— Information shown —

========================================================================

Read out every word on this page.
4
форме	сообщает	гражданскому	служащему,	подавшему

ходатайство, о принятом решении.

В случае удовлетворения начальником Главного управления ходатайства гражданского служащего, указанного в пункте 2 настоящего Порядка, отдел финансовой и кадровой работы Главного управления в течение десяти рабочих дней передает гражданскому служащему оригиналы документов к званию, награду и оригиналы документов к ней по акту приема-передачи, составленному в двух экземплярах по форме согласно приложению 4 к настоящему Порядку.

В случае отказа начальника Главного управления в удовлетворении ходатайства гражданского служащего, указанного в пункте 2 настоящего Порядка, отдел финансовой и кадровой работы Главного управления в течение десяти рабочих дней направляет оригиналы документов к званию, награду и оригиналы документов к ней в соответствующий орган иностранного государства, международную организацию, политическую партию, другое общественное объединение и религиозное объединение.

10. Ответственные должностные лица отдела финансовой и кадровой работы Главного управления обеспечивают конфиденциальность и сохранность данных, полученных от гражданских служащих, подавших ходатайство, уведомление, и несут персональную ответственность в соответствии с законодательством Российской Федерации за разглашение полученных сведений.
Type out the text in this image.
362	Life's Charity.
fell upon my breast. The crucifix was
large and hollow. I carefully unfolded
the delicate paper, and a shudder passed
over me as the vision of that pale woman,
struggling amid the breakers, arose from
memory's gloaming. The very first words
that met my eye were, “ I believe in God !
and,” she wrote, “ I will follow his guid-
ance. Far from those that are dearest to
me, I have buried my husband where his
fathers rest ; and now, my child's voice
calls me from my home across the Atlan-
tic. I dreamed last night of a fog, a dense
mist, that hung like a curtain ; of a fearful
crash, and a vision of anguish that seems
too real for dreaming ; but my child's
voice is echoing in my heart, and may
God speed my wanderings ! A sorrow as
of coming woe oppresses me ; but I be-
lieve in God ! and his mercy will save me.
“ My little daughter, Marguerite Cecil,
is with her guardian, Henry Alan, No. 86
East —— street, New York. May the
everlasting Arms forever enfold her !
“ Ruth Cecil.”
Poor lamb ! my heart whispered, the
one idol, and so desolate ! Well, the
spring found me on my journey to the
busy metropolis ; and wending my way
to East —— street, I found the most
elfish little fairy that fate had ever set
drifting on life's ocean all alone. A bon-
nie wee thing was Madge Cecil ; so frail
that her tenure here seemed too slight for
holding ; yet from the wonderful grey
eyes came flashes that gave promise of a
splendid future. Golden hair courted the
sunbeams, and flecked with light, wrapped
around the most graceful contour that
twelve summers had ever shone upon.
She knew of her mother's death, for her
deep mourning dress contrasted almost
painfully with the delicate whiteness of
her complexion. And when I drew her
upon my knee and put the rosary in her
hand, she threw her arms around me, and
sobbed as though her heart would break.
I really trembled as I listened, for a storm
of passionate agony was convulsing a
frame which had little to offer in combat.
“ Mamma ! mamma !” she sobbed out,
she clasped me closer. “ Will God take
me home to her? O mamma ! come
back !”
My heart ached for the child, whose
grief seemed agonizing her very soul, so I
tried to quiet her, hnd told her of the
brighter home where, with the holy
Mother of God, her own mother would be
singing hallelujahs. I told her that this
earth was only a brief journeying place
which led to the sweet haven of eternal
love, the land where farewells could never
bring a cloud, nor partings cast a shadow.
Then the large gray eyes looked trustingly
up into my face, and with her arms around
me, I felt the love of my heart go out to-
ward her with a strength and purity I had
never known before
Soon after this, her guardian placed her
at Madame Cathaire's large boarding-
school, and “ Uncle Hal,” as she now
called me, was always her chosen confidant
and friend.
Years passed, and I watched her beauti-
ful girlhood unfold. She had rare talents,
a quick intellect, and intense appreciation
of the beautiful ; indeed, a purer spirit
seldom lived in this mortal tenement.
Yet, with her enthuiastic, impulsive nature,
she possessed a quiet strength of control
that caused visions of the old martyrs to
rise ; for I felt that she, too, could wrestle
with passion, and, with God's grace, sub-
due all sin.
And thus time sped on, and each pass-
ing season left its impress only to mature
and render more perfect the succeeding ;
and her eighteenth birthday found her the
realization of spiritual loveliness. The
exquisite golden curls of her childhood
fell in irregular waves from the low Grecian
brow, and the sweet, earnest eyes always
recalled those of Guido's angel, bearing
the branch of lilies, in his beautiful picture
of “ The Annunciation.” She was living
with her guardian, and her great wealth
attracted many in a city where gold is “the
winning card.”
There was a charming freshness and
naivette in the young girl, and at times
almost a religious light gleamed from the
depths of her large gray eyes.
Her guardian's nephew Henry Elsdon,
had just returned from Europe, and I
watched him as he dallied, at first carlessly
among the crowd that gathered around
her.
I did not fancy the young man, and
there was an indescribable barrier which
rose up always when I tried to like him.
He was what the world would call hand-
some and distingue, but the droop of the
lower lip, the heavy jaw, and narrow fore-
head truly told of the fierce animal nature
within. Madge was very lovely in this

========================================================================

— What this task involves —
Collect the lines of the records that include the string "beautiful".

— Answer for the task —
of the beautiful ; indeed, a purer spirit
the branch of lilies, in his beautiful picture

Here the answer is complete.